WHAT IS EXPECTED:
Review the listing and copy each line that holds the word "screenshot".

SUPPLIED RECORDS:
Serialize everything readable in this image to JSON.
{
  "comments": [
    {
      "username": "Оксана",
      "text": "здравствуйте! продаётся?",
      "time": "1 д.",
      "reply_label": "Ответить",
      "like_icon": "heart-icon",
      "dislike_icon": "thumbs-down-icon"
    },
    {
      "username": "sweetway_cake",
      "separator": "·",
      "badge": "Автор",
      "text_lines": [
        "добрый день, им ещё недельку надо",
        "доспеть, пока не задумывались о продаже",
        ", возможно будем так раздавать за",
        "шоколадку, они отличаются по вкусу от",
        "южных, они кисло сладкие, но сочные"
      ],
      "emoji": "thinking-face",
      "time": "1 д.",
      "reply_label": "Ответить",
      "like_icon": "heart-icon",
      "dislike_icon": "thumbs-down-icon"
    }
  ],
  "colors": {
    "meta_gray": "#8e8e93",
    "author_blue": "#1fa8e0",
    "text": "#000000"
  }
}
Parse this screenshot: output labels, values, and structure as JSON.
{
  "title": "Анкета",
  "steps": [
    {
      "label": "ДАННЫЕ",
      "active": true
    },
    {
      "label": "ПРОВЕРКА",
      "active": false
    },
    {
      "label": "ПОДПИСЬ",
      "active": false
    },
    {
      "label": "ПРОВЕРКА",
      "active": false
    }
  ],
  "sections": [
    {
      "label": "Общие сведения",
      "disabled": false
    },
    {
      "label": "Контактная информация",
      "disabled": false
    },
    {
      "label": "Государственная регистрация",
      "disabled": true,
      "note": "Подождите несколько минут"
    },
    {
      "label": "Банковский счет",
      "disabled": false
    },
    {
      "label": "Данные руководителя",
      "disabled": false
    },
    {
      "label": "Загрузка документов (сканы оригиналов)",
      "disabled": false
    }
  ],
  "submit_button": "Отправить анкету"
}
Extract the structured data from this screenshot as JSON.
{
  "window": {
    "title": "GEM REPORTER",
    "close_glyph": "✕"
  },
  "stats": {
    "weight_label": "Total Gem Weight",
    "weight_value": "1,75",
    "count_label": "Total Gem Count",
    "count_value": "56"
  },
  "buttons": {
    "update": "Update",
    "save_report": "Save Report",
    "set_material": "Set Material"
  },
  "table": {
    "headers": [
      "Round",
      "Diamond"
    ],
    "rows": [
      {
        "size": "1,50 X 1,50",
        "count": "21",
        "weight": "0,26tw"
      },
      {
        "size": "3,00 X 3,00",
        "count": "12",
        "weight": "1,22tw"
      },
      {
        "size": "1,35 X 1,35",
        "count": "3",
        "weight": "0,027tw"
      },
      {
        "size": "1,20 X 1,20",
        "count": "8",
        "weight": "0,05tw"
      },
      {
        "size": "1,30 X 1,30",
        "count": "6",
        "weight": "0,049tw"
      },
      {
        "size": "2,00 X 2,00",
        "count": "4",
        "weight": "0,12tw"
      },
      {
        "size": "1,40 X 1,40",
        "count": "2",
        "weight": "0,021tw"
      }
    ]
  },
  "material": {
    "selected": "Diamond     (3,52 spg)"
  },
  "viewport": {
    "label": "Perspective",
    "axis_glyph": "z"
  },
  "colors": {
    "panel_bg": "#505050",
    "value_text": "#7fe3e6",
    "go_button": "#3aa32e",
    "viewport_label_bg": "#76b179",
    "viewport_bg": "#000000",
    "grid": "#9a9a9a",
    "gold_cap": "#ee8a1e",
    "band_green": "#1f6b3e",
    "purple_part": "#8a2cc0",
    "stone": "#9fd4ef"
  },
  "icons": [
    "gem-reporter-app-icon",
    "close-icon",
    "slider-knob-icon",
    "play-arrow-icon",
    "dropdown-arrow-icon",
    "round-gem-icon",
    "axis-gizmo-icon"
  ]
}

EXPECTED ANSWER:
Parse this screenshot: output labels, values, and structure as JSON.
Extract the structured data from this screenshot as JSON.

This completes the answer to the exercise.